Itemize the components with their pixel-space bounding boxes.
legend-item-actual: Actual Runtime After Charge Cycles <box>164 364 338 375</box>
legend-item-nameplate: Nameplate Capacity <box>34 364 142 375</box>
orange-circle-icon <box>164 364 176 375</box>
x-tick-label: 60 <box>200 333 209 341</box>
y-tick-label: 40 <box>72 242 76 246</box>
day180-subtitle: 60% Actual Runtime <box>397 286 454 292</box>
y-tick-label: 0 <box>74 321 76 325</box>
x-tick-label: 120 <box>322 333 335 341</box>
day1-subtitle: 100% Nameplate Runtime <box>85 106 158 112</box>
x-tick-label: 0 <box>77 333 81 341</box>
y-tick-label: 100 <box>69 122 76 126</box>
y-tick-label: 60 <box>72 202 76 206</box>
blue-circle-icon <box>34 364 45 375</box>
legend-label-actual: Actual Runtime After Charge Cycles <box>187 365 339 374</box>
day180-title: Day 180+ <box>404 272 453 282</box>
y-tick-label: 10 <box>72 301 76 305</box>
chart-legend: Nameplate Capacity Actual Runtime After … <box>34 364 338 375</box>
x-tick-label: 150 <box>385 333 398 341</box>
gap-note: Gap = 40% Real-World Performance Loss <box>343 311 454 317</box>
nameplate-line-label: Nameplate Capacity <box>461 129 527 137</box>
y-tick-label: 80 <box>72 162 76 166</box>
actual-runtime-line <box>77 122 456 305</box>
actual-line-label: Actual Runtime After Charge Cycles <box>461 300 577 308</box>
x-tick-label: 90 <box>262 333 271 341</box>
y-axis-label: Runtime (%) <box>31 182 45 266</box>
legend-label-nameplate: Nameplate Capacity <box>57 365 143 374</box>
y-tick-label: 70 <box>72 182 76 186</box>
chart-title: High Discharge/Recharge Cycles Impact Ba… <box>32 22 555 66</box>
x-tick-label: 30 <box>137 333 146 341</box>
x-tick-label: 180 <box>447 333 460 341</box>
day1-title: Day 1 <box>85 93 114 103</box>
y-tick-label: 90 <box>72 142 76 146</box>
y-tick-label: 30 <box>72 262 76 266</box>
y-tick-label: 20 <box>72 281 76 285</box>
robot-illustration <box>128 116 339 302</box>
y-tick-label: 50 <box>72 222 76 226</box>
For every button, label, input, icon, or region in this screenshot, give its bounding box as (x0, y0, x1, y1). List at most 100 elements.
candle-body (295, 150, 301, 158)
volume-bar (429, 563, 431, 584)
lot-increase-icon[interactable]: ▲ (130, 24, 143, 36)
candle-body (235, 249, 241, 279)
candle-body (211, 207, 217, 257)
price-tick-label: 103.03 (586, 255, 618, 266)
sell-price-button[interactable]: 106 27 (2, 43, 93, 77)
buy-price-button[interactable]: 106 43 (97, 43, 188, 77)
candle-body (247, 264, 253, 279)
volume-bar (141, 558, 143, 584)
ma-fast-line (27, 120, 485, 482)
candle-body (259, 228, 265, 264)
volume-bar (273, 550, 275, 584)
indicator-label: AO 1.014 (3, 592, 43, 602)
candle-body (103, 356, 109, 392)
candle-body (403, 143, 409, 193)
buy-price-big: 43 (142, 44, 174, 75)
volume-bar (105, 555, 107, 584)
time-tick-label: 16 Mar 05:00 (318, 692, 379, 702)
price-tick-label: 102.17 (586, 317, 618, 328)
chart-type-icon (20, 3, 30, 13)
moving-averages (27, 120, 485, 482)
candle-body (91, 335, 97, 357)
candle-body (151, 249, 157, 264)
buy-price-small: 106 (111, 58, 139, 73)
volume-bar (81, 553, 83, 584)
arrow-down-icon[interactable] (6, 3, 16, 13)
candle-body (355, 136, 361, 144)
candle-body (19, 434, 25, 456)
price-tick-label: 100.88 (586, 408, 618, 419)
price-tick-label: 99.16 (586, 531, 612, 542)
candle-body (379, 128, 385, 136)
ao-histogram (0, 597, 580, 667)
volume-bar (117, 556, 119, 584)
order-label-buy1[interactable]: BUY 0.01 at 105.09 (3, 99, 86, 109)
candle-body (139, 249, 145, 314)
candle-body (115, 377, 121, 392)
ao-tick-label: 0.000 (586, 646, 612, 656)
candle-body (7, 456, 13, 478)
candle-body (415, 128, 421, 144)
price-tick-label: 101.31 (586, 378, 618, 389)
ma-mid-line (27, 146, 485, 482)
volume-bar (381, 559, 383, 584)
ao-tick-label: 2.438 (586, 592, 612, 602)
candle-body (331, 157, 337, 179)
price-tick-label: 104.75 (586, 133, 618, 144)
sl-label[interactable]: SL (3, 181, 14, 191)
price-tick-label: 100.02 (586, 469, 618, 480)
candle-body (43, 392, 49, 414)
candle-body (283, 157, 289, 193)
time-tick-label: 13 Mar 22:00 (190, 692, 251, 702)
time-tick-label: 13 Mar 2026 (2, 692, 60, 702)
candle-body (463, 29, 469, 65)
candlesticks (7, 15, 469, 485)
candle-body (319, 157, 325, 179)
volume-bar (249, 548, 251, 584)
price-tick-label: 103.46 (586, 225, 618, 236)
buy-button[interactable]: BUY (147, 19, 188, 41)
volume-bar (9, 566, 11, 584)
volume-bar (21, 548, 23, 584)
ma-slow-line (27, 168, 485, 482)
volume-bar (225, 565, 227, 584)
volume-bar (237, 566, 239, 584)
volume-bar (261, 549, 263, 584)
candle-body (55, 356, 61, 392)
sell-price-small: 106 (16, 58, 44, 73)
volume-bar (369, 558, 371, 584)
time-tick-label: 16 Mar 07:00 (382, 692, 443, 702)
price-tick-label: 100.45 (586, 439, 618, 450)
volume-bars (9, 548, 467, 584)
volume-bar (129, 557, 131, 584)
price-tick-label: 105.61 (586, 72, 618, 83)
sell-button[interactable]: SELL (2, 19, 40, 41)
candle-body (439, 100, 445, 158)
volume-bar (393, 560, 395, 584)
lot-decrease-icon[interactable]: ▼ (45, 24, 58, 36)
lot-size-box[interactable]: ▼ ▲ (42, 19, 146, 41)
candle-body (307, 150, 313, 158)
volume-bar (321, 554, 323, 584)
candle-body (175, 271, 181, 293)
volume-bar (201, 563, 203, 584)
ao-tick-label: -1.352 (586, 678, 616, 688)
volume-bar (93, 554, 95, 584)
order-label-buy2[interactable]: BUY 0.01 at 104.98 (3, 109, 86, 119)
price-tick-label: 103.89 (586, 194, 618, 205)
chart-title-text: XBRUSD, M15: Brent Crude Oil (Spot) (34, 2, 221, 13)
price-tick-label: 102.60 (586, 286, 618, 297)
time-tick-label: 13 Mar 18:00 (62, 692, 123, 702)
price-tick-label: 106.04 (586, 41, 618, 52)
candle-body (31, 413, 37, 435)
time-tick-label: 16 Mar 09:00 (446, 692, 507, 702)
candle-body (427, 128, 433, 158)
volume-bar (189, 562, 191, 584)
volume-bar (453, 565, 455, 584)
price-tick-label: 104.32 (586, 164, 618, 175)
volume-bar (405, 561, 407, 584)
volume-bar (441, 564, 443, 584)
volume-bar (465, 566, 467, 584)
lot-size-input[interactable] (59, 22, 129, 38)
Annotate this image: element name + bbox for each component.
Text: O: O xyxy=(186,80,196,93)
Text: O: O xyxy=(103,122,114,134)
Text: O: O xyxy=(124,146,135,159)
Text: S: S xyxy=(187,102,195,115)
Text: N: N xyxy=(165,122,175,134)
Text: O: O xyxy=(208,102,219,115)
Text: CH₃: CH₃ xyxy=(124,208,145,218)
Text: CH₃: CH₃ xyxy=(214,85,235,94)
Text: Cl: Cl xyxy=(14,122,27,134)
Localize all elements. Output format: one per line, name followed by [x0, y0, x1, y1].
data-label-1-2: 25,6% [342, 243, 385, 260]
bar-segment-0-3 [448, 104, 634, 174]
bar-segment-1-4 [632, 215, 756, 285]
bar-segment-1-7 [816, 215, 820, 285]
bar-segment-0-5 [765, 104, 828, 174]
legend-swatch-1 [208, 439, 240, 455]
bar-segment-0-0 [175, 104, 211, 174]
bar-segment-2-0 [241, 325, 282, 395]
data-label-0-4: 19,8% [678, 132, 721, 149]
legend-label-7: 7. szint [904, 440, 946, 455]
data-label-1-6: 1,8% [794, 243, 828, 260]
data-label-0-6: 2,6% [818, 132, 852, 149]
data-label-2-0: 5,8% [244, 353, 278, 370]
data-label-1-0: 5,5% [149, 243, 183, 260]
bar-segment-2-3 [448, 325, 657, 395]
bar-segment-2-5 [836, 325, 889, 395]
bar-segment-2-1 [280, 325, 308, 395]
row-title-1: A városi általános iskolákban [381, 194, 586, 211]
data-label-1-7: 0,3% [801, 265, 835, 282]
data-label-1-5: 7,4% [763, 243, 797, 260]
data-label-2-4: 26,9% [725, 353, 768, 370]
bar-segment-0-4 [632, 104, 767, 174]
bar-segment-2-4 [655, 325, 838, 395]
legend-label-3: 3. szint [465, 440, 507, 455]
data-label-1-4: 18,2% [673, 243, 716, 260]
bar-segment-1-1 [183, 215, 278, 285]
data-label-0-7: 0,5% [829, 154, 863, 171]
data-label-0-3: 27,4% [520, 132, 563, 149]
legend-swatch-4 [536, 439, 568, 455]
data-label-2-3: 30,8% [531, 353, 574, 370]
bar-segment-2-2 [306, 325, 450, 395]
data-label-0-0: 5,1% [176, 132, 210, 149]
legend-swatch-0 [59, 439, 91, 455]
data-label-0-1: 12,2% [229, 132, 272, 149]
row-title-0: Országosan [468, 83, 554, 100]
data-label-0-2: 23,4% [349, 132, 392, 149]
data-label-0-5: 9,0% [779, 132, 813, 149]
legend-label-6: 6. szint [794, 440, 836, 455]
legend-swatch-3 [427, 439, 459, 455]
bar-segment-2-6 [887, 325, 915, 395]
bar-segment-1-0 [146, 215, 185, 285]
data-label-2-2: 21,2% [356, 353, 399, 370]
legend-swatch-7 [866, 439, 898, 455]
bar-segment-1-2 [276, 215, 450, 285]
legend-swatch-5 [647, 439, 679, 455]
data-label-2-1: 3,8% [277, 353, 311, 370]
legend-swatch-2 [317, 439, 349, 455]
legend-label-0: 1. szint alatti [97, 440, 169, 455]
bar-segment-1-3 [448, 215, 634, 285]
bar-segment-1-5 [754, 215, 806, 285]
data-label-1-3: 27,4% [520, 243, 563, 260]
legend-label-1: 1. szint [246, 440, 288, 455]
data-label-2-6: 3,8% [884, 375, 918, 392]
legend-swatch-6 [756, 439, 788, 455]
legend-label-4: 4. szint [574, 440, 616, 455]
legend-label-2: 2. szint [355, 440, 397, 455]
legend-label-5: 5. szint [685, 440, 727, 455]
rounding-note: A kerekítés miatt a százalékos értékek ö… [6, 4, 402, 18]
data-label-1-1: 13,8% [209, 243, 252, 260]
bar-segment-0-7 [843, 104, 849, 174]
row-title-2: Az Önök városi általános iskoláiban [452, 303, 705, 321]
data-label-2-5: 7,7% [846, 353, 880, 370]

■ ■ ■

■ WORK TO BE COMPLETED: Please extract everything from the first of the lines down to the one containing "day180-title: Day 180+", both included, and reproduce them verbatim.

■ SOLUTION TO THE PROBLEM:
Itemize the components with their pixel-space bounding boxes.
legend-item-actual: Actual Runtime After Charge Cycles <box>164 364 338 375</box>
legend-item-nameplate: Nameplate Capacity <box>34 364 142 375</box>
orange-circle-icon <box>164 364 176 375</box>
x-tick-label: 60 <box>200 333 209 341</box>
y-tick-label: 40 <box>72 242 76 246</box>
day180-subtitle: 60% Actual Runtime <box>397 286 454 292</box>
y-tick-label: 0 <box>74 321 76 325</box>
x-tick-label: 120 <box>322 333 335 341</box>
day1-subtitle: 100% Nameplate Runtime <box>85 106 158 112</box>
x-tick-label: 0 <box>77 333 81 341</box>
y-tick-label: 100 <box>69 122 76 126</box>
y-tick-label: 60 <box>72 202 76 206</box>
blue-circle-icon <box>34 364 45 375</box>
legend-label-actual: Actual Runtime After Charge Cycles <box>187 365 339 374</box>
day180-title: Day 180+ <box>404 272 453 282</box>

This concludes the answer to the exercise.